* [SHORT EXERCISE] Skip every line before the one containing "Convert this document image to plain text.", then copy that line and the rest of the entries below exactly, through the last line.

* [SUPPLIED INFORMATION]

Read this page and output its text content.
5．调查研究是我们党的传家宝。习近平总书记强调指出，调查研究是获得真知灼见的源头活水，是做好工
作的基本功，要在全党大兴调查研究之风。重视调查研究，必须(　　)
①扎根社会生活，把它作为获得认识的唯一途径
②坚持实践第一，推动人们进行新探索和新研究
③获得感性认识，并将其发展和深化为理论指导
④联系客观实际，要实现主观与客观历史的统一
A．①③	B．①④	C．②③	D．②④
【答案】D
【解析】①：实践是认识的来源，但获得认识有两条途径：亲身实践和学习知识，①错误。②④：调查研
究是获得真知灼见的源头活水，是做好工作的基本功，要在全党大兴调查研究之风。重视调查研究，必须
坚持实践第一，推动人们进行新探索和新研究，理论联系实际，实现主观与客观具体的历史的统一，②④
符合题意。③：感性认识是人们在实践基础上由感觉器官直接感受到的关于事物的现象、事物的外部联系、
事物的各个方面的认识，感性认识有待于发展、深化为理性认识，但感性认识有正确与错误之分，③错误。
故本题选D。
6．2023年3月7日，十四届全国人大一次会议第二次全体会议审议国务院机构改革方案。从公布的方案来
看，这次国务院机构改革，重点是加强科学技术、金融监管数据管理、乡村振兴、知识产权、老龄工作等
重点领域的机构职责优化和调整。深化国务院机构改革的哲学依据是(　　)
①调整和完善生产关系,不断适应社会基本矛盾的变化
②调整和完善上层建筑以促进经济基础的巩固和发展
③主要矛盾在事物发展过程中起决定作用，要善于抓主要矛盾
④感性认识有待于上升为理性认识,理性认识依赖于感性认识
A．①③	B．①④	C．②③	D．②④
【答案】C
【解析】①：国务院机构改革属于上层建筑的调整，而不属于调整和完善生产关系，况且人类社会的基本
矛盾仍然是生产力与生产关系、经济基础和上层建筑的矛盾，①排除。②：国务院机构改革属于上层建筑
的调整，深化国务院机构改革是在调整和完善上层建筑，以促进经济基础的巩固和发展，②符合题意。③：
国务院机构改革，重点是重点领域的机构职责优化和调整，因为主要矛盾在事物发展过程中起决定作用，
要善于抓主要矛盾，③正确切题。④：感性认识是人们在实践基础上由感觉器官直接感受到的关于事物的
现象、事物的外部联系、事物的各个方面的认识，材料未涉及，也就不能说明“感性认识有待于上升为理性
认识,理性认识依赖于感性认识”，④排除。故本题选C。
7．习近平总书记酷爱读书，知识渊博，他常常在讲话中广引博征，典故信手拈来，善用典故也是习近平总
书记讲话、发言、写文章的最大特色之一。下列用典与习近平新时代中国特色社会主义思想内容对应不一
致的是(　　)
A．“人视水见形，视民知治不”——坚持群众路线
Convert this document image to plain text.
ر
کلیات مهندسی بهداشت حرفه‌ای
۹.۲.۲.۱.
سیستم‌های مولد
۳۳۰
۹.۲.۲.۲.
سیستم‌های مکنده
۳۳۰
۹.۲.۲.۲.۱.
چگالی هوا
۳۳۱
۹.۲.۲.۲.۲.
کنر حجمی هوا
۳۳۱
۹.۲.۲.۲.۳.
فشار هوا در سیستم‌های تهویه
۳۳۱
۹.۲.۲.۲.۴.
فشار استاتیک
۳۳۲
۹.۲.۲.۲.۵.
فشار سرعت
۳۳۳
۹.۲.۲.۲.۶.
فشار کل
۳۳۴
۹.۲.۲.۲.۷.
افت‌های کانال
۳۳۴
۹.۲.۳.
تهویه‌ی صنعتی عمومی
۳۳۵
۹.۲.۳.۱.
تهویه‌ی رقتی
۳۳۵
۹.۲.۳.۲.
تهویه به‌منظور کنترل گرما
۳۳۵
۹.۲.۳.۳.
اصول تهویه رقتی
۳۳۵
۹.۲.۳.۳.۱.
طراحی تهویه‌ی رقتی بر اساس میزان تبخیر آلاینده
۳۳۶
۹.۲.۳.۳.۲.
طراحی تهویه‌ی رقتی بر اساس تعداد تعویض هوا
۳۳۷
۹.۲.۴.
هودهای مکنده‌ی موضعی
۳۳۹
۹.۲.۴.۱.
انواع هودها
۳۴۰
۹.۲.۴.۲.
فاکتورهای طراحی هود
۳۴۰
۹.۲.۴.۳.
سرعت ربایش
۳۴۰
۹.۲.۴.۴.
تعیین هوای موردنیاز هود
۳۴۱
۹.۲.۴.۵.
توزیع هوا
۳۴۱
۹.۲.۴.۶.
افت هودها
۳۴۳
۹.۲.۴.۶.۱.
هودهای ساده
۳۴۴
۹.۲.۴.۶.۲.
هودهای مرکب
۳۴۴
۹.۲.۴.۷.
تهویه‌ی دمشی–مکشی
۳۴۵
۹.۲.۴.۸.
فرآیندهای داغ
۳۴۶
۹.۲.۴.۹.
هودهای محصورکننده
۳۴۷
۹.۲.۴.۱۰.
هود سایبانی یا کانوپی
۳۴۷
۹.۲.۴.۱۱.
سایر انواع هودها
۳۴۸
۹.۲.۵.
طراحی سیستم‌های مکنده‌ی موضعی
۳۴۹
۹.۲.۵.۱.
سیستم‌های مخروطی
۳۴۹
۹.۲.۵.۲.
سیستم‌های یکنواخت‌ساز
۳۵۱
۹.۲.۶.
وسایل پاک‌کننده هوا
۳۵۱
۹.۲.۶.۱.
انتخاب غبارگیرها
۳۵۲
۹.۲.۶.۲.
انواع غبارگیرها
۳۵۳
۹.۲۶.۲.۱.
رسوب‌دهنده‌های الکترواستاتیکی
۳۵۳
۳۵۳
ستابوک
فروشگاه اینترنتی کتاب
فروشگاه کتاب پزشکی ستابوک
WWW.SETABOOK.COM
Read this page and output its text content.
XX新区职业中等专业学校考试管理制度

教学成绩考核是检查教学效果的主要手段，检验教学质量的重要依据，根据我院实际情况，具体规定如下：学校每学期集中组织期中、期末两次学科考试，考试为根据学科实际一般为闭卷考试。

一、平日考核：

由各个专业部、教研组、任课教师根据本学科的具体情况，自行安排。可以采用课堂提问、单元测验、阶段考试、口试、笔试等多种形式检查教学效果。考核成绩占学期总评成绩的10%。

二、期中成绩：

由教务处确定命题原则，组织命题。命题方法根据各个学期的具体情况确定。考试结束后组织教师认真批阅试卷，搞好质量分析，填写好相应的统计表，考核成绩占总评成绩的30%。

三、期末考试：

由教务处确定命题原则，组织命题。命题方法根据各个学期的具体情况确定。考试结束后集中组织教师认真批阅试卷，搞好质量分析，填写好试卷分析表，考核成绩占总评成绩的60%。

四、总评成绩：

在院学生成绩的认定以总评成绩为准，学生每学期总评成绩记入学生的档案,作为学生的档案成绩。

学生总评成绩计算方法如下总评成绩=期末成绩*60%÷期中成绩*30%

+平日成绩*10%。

* [CORRECT ANSWER]
Convert this document image to plain text.
ر
کلیات مهندسی بهداشت حرفه‌ای
۹.۲.۲.۱.
سیستم‌های مولد
۳۳۰
۹.۲.۲.۲.
سیستم‌های مکنده
۳۳۰
۹.۲.۲.۲.۱.
چگالی هوا
۳۳۱
۹.۲.۲.۲.۲.
کنر حجمی هوا
۳۳۱
۹.۲.۲.۲.۳.
فشار هوا در سیستم‌های تهویه
۳۳۱
۹.۲.۲.۲.۴.
فشار استاتیک
۳۳۲
۹.۲.۲.۲.۵.
فشار سرعت
۳۳۳
۹.۲.۲.۲.۶.
فشار کل
۳۳۴
۹.۲.۲.۲.۷.
افت‌های کانال
۳۳۴
۹.۲.۳.
تهویه‌ی صنعتی عمومی
۳۳۵
۹.۲.۳.۱.
تهویه‌ی رقتی
۳۳۵
۹.۲.۳.۲.
تهویه به‌منظور کنترل گرما
۳۳۵
۹.۲.۳.۳.
اصول تهویه رقتی
۳۳۵
۹.۲.۳.۳.۱.
طراحی تهویه‌ی رقتی بر اساس میزان تبخیر آلاینده
۳۳۶
۹.۲.۳.۳.۲.
طراحی تهویه‌ی رقتی بر اساس تعداد تعویض هوا
۳۳۷
۹.۲.۴.
هودهای مکنده‌ی موضعی
۳۳۹
۹.۲.۴.۱.
انواع هودها
۳۴۰
۹.۲.۴.۲.
فاکتورهای طراحی هود
۳۴۰
۹.۲.۴.۳.
سرعت ربایش
۳۴۰
۹.۲.۴.۴.
تعیین هوای موردنیاز هود
۳۴۱
۹.۲.۴.۵.
توزیع هوا
۳۴۱
۹.۲.۴.۶.
افت هودها
۳۴۳
۹.۲.۴.۶.۱.
هودهای ساده
۳۴۴
۹.۲.۴.۶.۲.
هودهای مرکب
۳۴۴
۹.۲.۴.۷.
تهویه‌ی دمشی–مکشی
۳۴۵
۹.۲.۴.۸.
فرآیندهای داغ
۳۴۶
۹.۲.۴.۹.
هودهای محصورکننده
۳۴۷
۹.۲.۴.۱۰.
هود سایبانی یا کانوپی
۳۴۷
۹.۲.۴.۱۱.
سایر انواع هودها
۳۴۸
۹.۲.۵.
طراحی سیستم‌های مکنده‌ی موضعی
۳۴۹
۹.۲.۵.۱.
سیستم‌های مخروطی
۳۴۹
۹.۲.۵.۲.
سیستم‌های یکنواخت‌ساز
۳۵۱
۹.۲.۶.
وسایل پاک‌کننده هوا
۳۵۱
۹.۲.۶.۱.
انتخاب غبارگیرها
۳۵۲
۹.۲.۶.۲.
انواع غبارگیرها
۳۵۳
۹.۲۶.۲.۱.
رسوب‌دهنده‌های الکترواستاتیکی
۳۵۳
۳۵۳
ستابوک
فروشگاه اینترنتی کتاب
فروشگاه کتاب پزشکی ستابوک
WWW.SETABOOK.COM
Read this page and output its text content.
XX新区职业中等专业学校考试管理制度

教学成绩考核是检查教学效果的主要手段，检验教学质量的重要依据，根据我院实际情况，具体规定如下：学校每学期集中组织期中、期末两次学科考试，考试为根据学科实际一般为闭卷考试。

一、平日考核：

由各个专业部、教研组、任课教师根据本学科的具体情况，自行安排。可以采用课堂提问、单元测验、阶段考试、口试、笔试等多种形式检查教学效果。考核成绩占学期总评成绩的10%。

二、期中成绩：

由教务处确定命题原则，组织命题。命题方法根据各个学期的具体情况确定。考试结束后组织教师认真批阅试卷，搞好质量分析，填写好相应的统计表，考核成绩占总评成绩的30%。

三、期末考试：

由教务处确定命题原则，组织命题。命题方法根据各个学期的具体情况确定。考试结束后集中组织教师认真批阅试卷，搞好质量分析，填写好试卷分析表，考核成绩占总评成绩的60%。

四、总评成绩：

在院学生成绩的认定以总评成绩为准，学生每学期总评成绩记入学生的档案,作为学生的档案成绩。

学生总评成绩计算方法如下总评成绩=期末成绩*60%÷期中成绩*30%

+平日成绩*10%。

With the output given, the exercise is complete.